Assemble all lines in which the string "położenia" appears.

DATA TO USE:

++++++++

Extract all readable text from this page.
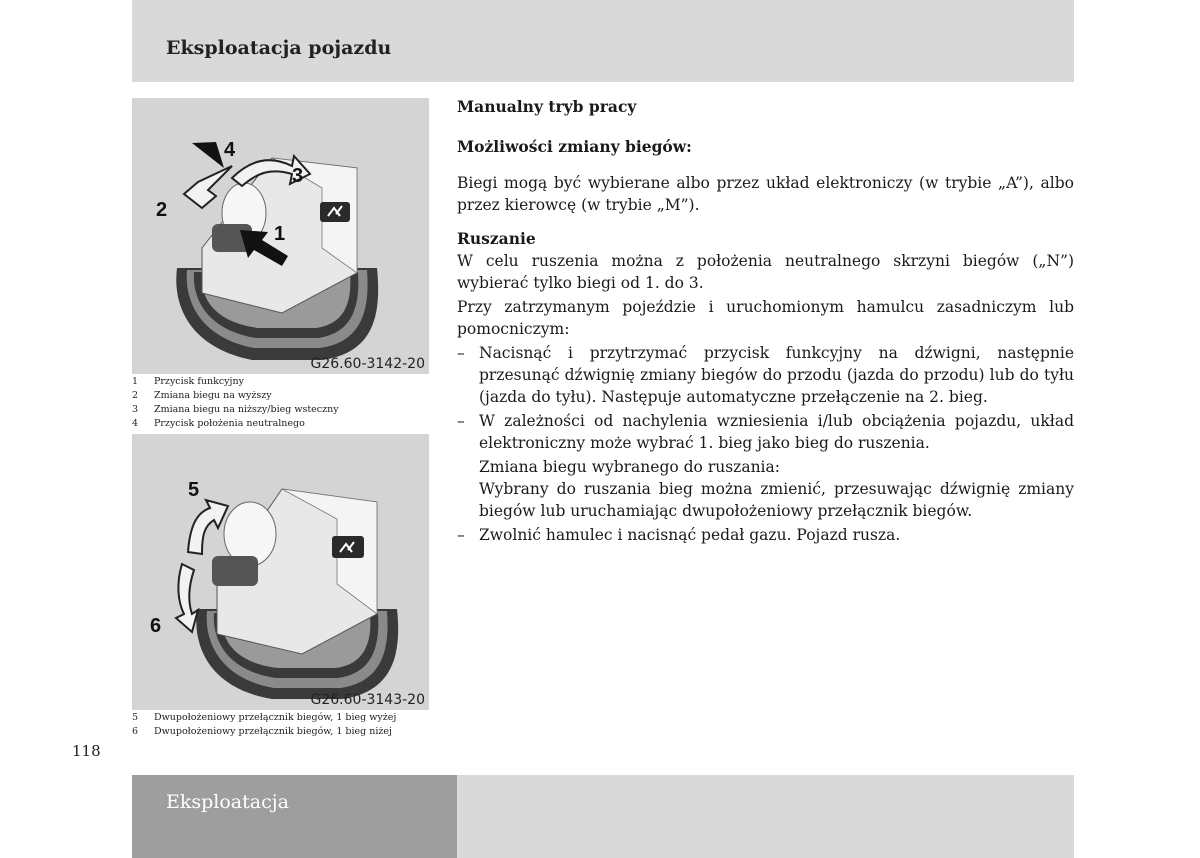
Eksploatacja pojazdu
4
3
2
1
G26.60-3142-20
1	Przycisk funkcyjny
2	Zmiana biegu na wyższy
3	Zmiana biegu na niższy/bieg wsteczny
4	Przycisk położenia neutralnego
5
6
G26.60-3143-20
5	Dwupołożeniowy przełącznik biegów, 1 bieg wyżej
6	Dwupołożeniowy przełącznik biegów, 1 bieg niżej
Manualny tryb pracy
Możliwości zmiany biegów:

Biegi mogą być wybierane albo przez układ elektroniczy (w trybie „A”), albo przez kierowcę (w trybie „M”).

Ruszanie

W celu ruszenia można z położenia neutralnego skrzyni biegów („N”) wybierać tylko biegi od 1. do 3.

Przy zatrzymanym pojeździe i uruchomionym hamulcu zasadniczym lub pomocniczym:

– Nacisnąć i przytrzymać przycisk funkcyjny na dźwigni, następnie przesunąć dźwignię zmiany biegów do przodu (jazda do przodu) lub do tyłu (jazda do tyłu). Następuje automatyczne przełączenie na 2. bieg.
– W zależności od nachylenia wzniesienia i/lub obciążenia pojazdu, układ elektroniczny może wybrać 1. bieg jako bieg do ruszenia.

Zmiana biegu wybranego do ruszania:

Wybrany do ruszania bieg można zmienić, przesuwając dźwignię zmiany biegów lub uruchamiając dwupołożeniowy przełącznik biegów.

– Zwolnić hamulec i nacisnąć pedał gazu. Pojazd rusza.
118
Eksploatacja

++++++++

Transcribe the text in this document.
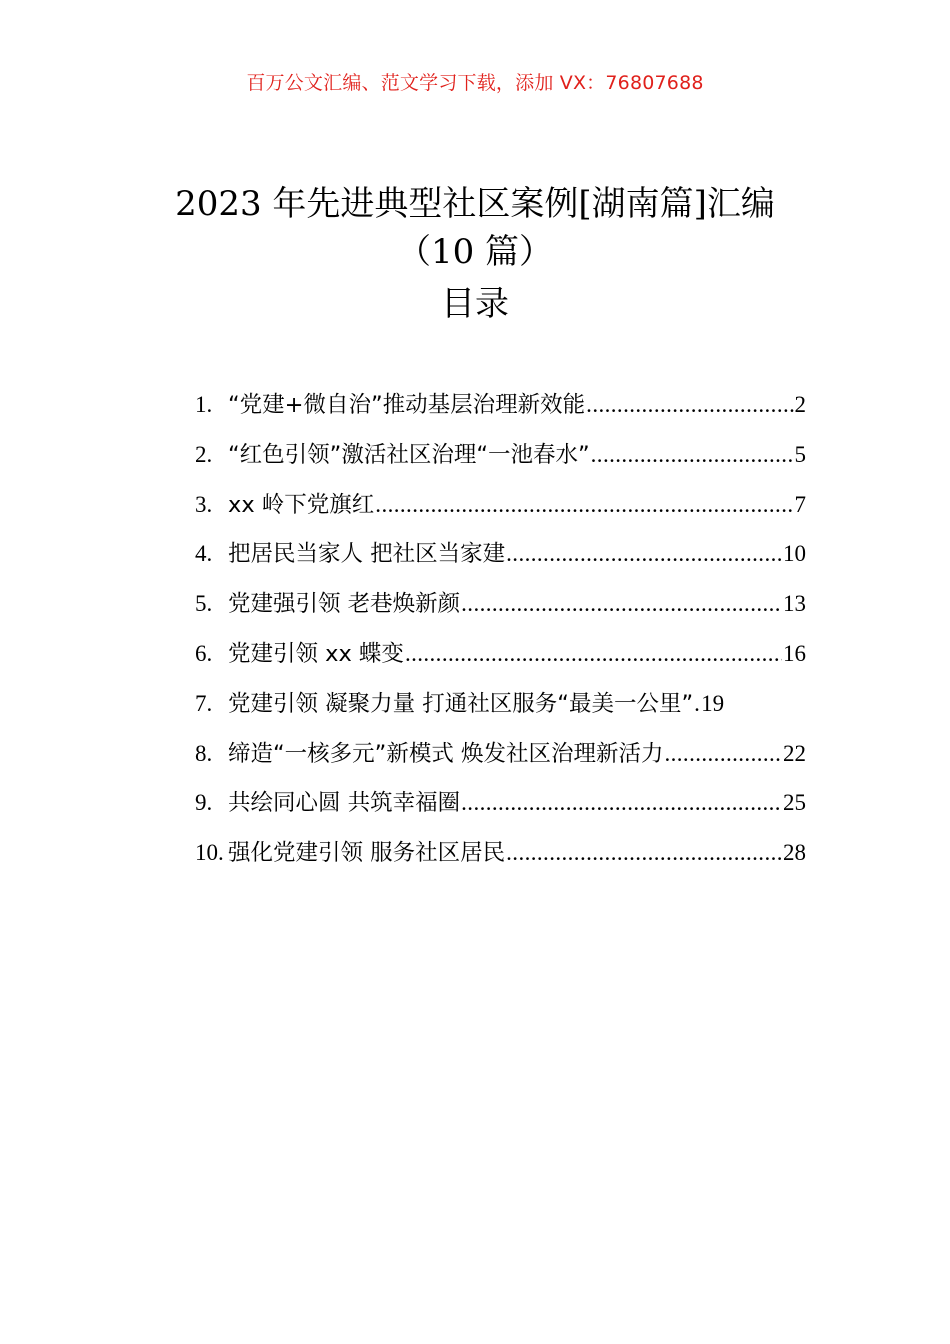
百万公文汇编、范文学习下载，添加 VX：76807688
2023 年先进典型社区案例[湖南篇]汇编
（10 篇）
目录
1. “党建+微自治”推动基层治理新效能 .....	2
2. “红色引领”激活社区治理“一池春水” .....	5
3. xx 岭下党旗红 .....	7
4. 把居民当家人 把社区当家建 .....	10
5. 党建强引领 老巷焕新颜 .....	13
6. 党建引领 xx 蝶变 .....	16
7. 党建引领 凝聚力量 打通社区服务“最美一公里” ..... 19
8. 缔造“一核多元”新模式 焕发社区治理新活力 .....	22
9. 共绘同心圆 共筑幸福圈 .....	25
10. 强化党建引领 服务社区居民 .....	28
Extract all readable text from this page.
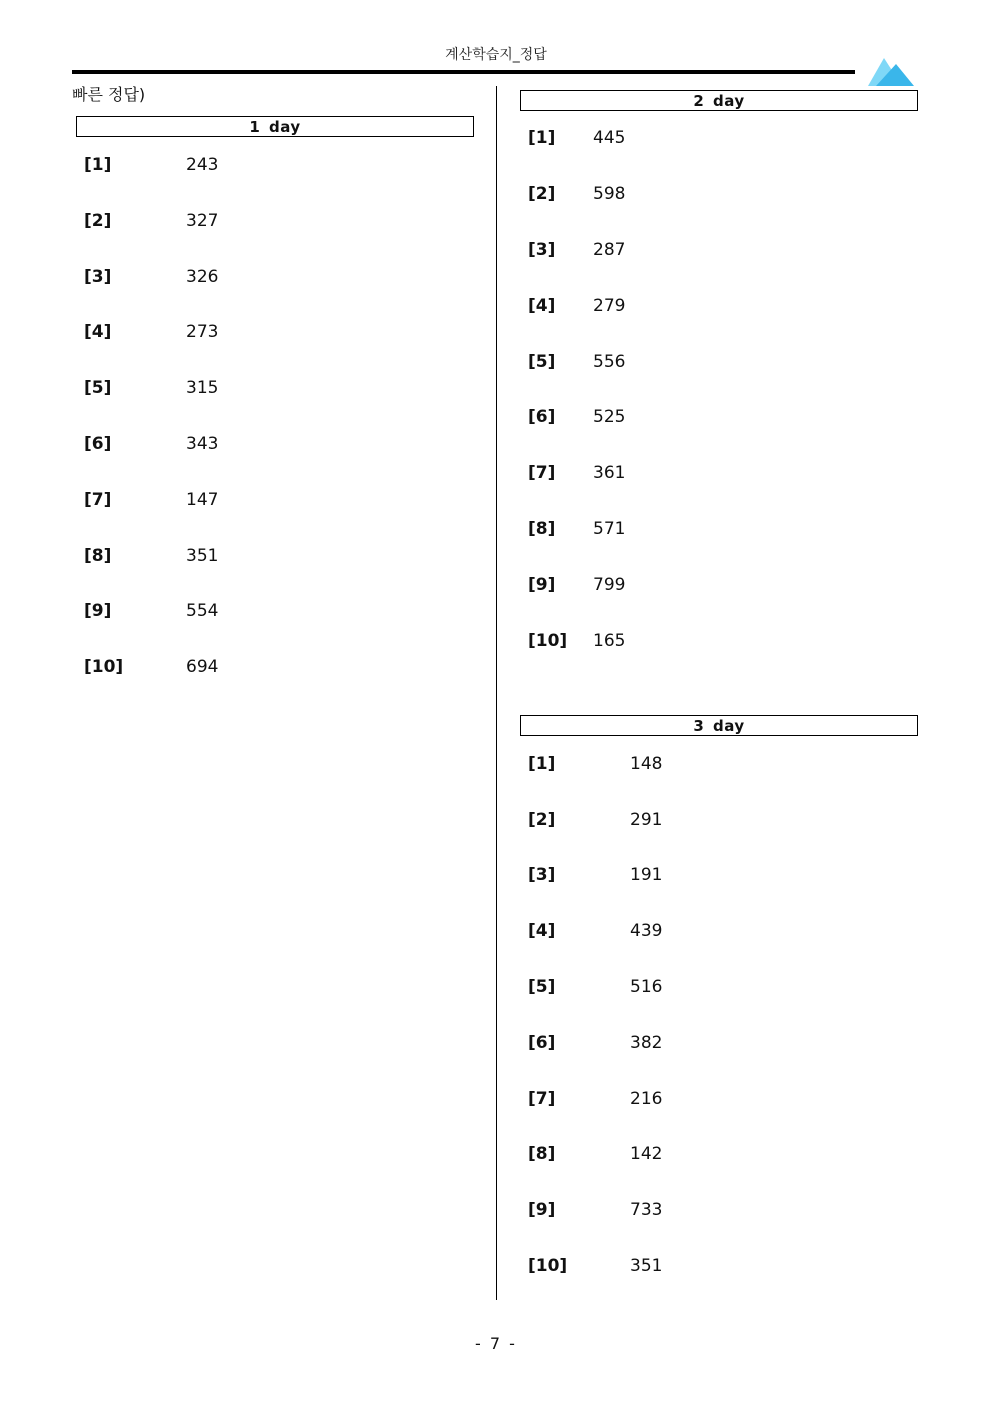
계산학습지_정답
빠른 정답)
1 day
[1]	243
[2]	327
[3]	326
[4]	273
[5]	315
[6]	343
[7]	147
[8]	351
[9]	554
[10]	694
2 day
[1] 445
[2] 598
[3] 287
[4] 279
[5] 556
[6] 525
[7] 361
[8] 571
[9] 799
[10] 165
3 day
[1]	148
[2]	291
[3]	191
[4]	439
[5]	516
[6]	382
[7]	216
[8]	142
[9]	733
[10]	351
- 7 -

++++++++

RESPONSE TO THIS TASK:
4	Przycisk położenia neutralnego
W celu ruszenia można z położenia neutralnego skrzyni biegów („N”) wybierać tylko biegi od 1. do 3.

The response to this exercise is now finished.